▶ _Exercise brief_
Check each line of the material below, and copy it if it holds the string "name".

==================================================

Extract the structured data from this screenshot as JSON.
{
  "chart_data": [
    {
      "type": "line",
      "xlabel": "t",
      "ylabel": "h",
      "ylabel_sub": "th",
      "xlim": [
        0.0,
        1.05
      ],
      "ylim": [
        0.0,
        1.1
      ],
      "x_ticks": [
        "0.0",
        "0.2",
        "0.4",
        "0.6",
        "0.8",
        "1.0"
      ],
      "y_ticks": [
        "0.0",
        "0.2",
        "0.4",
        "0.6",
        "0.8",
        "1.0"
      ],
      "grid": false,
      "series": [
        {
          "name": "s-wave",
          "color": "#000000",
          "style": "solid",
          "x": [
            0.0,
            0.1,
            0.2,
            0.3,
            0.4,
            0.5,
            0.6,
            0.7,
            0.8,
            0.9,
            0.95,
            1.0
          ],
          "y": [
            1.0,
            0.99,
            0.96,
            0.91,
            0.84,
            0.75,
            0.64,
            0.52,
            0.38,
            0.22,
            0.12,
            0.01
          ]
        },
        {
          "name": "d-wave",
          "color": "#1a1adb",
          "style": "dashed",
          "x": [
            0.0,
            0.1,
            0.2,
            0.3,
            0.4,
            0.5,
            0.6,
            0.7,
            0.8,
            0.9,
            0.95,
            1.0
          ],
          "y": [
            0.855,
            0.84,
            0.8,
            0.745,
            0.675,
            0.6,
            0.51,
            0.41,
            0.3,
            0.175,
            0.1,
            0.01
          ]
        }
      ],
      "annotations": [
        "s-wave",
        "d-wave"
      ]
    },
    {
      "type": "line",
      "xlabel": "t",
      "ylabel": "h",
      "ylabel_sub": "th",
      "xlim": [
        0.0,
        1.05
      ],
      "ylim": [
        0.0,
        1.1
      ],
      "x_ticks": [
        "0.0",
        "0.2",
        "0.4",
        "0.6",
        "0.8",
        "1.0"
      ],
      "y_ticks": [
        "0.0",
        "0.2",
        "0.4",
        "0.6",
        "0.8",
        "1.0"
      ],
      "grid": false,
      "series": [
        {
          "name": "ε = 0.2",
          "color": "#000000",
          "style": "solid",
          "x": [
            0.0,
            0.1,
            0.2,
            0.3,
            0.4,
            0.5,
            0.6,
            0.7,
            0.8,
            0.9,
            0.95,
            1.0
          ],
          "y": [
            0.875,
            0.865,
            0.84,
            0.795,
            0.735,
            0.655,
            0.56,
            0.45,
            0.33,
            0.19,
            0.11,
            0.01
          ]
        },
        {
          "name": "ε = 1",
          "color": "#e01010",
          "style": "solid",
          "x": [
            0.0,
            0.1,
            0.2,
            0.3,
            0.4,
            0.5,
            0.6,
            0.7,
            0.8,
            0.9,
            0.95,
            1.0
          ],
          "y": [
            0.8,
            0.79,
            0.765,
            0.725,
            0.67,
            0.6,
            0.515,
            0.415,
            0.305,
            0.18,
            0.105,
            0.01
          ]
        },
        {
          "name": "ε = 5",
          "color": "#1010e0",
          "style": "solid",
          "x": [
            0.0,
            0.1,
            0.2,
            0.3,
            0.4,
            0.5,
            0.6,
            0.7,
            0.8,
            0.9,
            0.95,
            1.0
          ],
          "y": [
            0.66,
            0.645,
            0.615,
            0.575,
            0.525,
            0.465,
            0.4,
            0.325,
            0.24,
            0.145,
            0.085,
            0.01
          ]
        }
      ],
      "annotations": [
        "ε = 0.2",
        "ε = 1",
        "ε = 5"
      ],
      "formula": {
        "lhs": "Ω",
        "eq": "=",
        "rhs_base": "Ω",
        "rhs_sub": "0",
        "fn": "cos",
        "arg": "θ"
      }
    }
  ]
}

==================================================

▶ _Solved problem_
          "name": "s-wave",
          "name": "d-wave",
          "name": "ε = 0.2",
          "name": "ε = 1",
          "name": "ε = 5",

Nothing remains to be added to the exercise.